## Your goal
Reproduce the records below exactly as they appear, omitting any pictures they contain.

(Dataset entries on figures)

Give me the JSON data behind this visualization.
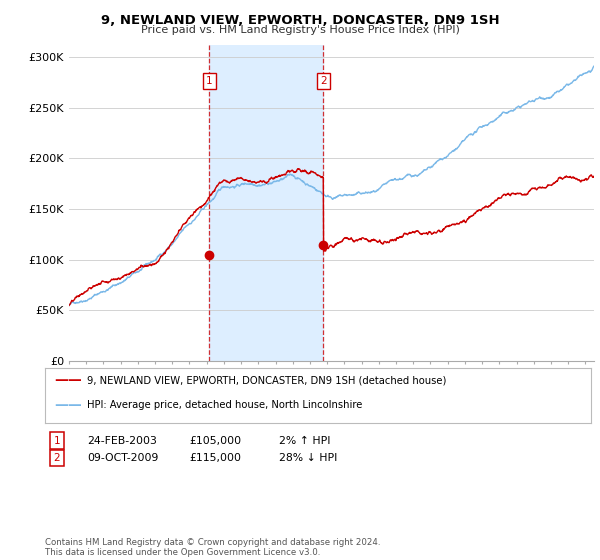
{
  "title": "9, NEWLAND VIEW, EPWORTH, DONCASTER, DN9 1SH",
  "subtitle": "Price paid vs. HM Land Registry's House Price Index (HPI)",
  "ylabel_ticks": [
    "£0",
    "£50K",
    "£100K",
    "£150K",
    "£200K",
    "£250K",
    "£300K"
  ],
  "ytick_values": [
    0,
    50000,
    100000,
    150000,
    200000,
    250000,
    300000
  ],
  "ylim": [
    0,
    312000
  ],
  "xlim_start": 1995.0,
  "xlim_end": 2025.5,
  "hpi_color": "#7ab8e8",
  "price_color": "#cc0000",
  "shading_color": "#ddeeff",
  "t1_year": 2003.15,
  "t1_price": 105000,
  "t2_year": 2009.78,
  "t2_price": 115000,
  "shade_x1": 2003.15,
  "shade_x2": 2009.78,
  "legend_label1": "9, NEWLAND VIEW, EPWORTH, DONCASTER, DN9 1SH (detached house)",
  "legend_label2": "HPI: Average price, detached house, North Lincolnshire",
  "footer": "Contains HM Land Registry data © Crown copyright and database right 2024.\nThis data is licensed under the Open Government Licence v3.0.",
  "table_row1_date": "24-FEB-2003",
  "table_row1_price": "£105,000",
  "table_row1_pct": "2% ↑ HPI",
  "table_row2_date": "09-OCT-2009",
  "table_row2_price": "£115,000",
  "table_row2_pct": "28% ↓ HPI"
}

## Response
Give me the JSON data behind this visualization.
{
  "title": "9, NEWLAND VIEW, EPWORTH, DONCASTER, DN9 1SH",
  "subtitle": "Price paid vs. HM Land Registry's House Price Index (HPI)",
  "ylabel_ticks": [
    "£0",
    "£50K",
    "£100K",
    "£150K",
    "£200K",
    "£250K",
    "£300K"
  ],
  "ytick_values": [
    0,
    50000,
    100000,
    150000,
    200000,
    250000,
    300000
  ],
  "ylim": [
    0,
    312000
  ],
  "xlim_start": 1995.0,
  "xlim_end": 2025.5,
  "hpi_color": "#7ab8e8",
  "price_color": "#cc0000",
  "shading_color": "#ddeeff",
  "t1_year": 2003.15,
  "t1_price": 105000,
  "t2_year": 2009.78,
  "t2_price": 115000,
  "shade_x1": 2003.15,
  "shade_x2": 2009.78,
  "legend_label1": "9, NEWLAND VIEW, EPWORTH, DONCASTER, DN9 1SH (detached house)",
  "legend_label2": "HPI: Average price, detached house, North Lincolnshire",
  "footer": "Contains HM Land Registry data © Crown copyright and database right 2024.\nThis data is licensed under the Open Government Licence v3.0.",
  "table_row1_date": "24-FEB-2003",
  "table_row1_price": "£105,000",
  "table_row1_pct": "2% ↑ HPI",
  "table_row2_date": "09-OCT-2009",
  "table_row2_price": "£115,000",
  "table_row2_pct": "28% ↓ HPI"
}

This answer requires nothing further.